• **TASK DETAILS**
Starting at the line that contains "Serialize everything readable", write out every line through the last one in the records below, word for word. Leave out any pictures.

• **INFORMATION SHOWN**
========

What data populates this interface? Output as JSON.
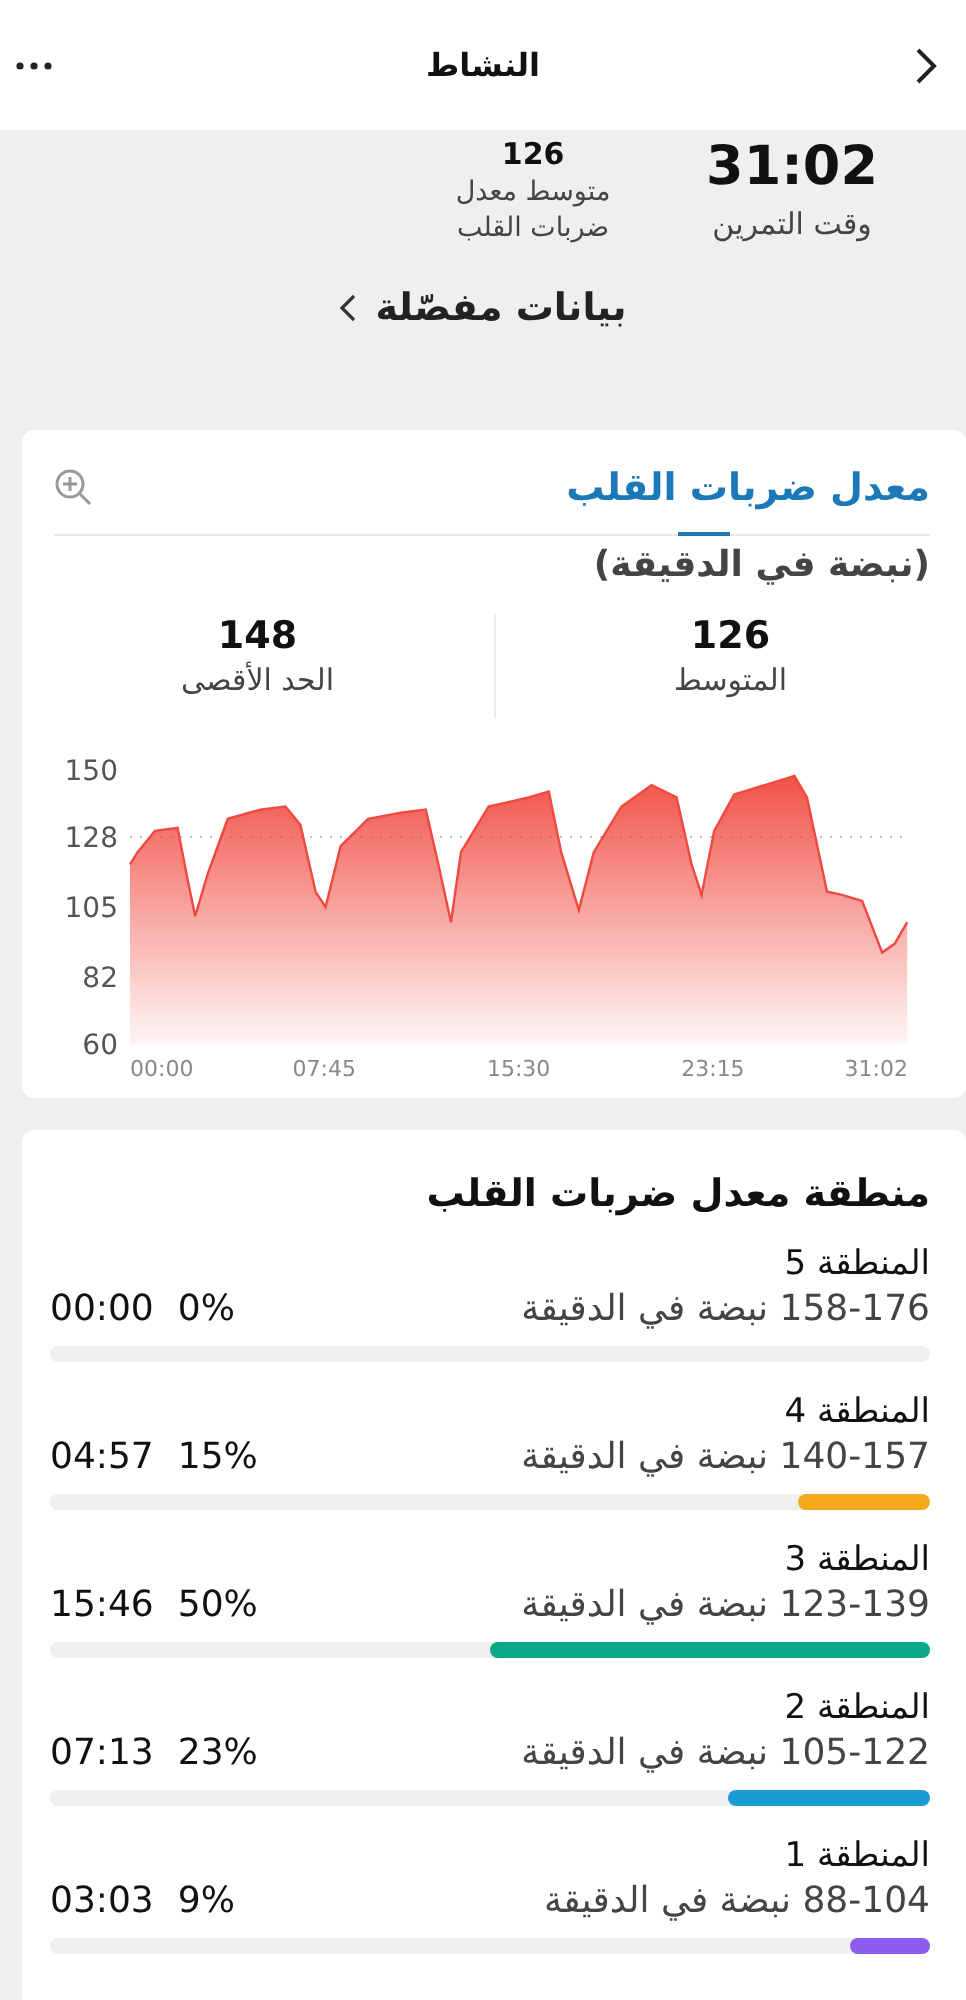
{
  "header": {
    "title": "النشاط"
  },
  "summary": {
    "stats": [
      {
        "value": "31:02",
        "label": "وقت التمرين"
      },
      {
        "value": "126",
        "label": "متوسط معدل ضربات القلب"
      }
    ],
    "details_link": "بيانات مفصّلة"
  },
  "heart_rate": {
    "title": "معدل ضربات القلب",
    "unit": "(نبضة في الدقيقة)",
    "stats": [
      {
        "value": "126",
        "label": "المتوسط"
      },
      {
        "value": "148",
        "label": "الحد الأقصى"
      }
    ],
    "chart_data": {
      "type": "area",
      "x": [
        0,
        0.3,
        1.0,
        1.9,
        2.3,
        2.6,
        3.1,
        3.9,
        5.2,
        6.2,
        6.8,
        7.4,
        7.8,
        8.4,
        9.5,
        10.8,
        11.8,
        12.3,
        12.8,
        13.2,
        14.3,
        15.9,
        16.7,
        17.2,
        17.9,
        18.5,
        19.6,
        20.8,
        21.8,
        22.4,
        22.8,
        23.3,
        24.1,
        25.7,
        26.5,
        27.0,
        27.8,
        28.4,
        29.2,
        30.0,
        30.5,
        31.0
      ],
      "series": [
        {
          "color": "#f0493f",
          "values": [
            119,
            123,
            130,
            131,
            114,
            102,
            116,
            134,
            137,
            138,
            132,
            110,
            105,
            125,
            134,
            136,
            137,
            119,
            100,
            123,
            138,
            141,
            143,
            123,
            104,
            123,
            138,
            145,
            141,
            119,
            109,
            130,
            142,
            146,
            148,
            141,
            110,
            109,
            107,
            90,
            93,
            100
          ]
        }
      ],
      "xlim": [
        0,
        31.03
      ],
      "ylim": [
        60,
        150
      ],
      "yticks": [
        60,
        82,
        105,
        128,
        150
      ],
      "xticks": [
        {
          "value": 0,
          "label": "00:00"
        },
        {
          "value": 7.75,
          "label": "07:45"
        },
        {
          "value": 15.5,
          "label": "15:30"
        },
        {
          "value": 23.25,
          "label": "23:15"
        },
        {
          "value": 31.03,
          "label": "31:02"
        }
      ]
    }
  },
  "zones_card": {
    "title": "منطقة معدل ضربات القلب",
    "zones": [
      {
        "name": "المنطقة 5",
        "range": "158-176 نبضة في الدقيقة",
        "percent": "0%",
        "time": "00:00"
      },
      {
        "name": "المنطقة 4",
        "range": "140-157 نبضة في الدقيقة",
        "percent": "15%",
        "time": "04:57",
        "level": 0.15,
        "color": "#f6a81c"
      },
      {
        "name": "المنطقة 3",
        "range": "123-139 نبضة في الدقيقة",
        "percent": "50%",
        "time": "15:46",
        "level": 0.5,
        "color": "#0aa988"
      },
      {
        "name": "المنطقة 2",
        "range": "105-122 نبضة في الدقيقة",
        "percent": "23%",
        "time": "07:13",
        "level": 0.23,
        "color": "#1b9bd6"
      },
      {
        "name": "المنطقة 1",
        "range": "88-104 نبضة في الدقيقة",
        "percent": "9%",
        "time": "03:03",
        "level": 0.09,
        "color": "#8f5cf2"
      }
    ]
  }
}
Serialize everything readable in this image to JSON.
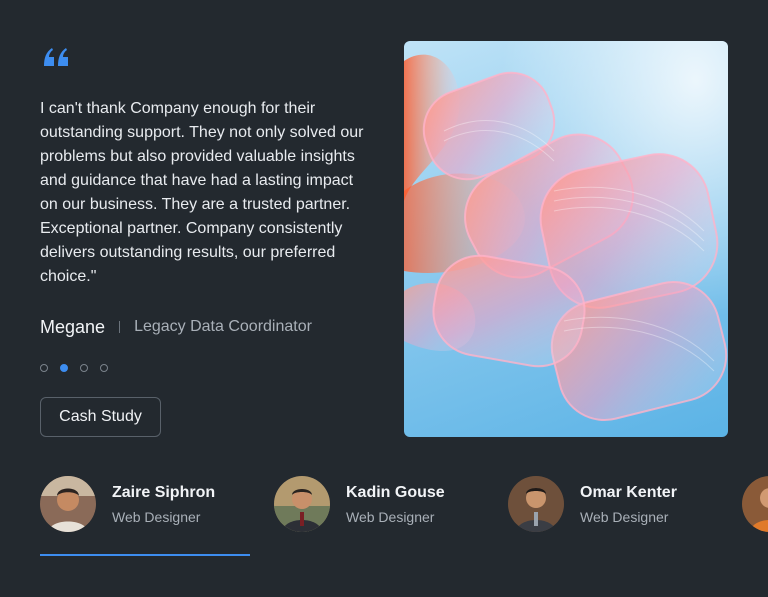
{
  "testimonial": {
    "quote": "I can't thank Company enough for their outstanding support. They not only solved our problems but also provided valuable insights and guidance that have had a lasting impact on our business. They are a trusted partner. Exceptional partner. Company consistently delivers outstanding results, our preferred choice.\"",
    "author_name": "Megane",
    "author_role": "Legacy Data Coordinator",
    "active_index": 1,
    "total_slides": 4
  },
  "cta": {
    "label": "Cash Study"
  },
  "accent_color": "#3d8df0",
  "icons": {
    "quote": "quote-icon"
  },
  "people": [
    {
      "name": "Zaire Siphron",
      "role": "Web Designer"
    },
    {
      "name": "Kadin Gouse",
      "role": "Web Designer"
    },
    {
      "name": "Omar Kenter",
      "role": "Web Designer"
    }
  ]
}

========

• **FINISHED TASK**
Serialize everything readable in this image to JSON.
{
  "testimonial": {
    "quote": "I can't thank Company enough for their outstanding support. They not only solved our problems but also provided valuable insights and guidance that have had a lasting impact on our business. They are a trusted partner. Exceptional partner. Company consistently delivers outstanding results, our preferred choice.\"",
    "author_name": "Megane",
    "author_role": "Legacy Data Coordinator",
    "active_index": 1,
    "total_slides": 4
  },
  "cta": {
    "label": "Cash Study"
  },
  "accent_color": "#3d8df0",
  "icons": {
    "quote": "quote-icon"
  },
  "people": [
    {
      "name": "Zaire Siphron",
      "role": "Web Designer"
    },
    {
      "name": "Kadin Gouse",
      "role": "Web Designer"
    },
    {
      "name": "Omar Kenter",
      "role": "Web Designer"
    }
  ]
}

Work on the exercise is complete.